Given instruction:
State how many lines in the records hold the word "Активные", giving the number and no other text.

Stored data

⁂

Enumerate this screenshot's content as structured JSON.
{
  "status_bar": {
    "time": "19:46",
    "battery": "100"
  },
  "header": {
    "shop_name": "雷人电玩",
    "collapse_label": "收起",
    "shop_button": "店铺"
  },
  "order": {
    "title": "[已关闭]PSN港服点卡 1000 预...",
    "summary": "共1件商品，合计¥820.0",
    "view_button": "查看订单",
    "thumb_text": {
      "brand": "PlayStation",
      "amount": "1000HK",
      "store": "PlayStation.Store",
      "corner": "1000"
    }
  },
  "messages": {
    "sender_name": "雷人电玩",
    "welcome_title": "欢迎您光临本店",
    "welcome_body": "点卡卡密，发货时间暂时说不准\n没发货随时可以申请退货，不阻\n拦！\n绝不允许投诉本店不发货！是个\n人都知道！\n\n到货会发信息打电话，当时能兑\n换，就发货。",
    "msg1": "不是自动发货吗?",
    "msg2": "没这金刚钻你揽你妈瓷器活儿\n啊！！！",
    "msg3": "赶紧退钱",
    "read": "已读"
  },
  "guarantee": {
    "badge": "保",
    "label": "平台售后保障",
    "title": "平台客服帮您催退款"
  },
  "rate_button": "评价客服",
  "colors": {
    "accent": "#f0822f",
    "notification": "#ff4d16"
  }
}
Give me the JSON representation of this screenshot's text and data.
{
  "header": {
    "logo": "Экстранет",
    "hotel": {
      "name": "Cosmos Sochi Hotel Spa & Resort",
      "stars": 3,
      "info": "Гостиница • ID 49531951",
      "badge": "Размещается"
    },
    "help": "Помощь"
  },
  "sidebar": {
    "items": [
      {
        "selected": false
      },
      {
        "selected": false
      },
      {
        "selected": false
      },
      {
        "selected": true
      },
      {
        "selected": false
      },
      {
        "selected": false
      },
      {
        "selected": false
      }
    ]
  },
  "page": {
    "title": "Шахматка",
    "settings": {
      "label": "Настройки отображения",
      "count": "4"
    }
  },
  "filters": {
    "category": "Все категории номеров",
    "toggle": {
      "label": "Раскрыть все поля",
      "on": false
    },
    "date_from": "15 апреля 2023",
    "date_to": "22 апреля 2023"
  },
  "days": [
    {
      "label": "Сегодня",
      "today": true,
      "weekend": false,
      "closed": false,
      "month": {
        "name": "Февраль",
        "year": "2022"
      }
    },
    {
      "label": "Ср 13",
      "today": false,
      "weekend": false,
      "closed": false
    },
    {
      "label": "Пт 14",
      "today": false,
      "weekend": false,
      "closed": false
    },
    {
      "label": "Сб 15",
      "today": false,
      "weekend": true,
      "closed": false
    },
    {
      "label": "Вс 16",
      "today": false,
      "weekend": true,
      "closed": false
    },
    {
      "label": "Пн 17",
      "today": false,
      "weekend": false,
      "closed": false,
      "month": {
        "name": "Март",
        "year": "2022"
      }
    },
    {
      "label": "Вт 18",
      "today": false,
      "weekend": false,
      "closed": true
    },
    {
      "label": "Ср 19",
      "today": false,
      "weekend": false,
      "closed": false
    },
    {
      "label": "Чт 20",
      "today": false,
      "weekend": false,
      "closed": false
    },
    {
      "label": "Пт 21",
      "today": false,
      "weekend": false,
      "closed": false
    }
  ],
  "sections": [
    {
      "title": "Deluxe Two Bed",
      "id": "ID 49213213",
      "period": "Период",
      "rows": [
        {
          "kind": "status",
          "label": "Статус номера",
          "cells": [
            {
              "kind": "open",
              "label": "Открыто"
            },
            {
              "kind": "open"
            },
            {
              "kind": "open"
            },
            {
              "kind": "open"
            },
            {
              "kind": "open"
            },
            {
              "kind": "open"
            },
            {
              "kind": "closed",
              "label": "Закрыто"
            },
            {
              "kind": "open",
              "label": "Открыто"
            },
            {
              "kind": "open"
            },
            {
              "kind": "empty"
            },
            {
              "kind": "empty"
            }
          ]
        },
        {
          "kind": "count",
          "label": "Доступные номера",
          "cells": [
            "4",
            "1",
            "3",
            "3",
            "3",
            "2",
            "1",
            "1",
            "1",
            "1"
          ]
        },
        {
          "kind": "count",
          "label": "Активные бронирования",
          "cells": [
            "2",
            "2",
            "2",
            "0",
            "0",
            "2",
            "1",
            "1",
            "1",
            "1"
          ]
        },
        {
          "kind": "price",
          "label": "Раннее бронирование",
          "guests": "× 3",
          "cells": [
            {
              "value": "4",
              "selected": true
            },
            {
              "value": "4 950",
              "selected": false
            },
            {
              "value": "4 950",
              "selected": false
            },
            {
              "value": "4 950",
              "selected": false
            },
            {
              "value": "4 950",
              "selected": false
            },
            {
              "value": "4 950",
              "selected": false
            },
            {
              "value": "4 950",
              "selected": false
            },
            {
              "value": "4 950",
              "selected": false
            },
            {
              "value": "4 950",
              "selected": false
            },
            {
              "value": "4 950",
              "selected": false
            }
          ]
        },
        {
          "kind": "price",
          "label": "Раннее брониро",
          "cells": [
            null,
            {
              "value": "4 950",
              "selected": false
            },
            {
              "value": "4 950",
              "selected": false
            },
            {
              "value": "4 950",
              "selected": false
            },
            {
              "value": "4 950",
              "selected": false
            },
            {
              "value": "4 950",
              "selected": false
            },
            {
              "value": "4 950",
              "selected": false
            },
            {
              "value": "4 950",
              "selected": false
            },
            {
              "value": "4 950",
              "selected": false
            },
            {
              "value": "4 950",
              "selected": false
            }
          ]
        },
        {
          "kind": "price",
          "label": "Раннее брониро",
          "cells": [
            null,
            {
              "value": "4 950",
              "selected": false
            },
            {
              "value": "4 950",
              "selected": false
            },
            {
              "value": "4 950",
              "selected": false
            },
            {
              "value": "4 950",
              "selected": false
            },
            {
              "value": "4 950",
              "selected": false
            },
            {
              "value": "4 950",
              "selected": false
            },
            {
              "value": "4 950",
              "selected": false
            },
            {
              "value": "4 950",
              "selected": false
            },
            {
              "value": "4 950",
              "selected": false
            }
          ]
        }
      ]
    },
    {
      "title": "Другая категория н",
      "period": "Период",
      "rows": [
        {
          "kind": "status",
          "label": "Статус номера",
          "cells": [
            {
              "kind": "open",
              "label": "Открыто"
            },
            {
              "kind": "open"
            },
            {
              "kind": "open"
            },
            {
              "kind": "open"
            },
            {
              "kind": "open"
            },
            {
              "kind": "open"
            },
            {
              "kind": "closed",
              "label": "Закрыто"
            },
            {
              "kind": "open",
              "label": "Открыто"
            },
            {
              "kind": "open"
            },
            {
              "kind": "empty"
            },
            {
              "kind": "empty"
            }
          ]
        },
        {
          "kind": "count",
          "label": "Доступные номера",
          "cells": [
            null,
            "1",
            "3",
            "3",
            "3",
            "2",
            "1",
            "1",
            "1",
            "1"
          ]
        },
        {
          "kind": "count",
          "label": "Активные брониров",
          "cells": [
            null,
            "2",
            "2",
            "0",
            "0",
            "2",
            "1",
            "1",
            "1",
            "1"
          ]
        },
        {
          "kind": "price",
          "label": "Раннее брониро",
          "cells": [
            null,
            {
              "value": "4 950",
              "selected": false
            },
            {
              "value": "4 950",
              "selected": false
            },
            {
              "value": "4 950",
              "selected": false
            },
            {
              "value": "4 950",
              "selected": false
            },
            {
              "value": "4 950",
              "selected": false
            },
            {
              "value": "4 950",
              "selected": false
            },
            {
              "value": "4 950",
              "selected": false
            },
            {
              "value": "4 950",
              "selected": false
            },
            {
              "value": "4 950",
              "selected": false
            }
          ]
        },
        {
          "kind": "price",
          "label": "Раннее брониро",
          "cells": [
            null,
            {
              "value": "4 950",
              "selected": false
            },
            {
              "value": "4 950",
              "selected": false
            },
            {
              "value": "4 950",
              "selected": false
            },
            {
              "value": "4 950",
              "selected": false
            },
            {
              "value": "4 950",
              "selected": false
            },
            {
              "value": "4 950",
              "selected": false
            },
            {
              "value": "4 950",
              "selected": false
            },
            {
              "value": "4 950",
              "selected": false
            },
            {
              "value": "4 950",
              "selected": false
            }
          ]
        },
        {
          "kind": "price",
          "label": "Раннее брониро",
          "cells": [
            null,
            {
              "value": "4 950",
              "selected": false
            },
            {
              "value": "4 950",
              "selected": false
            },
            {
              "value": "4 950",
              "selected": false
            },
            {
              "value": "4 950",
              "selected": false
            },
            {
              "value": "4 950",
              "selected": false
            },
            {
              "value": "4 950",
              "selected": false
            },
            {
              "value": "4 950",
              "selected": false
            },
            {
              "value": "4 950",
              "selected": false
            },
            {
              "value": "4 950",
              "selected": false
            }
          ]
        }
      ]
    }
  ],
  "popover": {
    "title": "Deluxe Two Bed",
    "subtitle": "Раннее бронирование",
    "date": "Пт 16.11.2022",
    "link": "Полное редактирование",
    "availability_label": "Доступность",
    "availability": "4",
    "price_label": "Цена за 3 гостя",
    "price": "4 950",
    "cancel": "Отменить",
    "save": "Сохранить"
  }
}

⁂

Expected answer:
2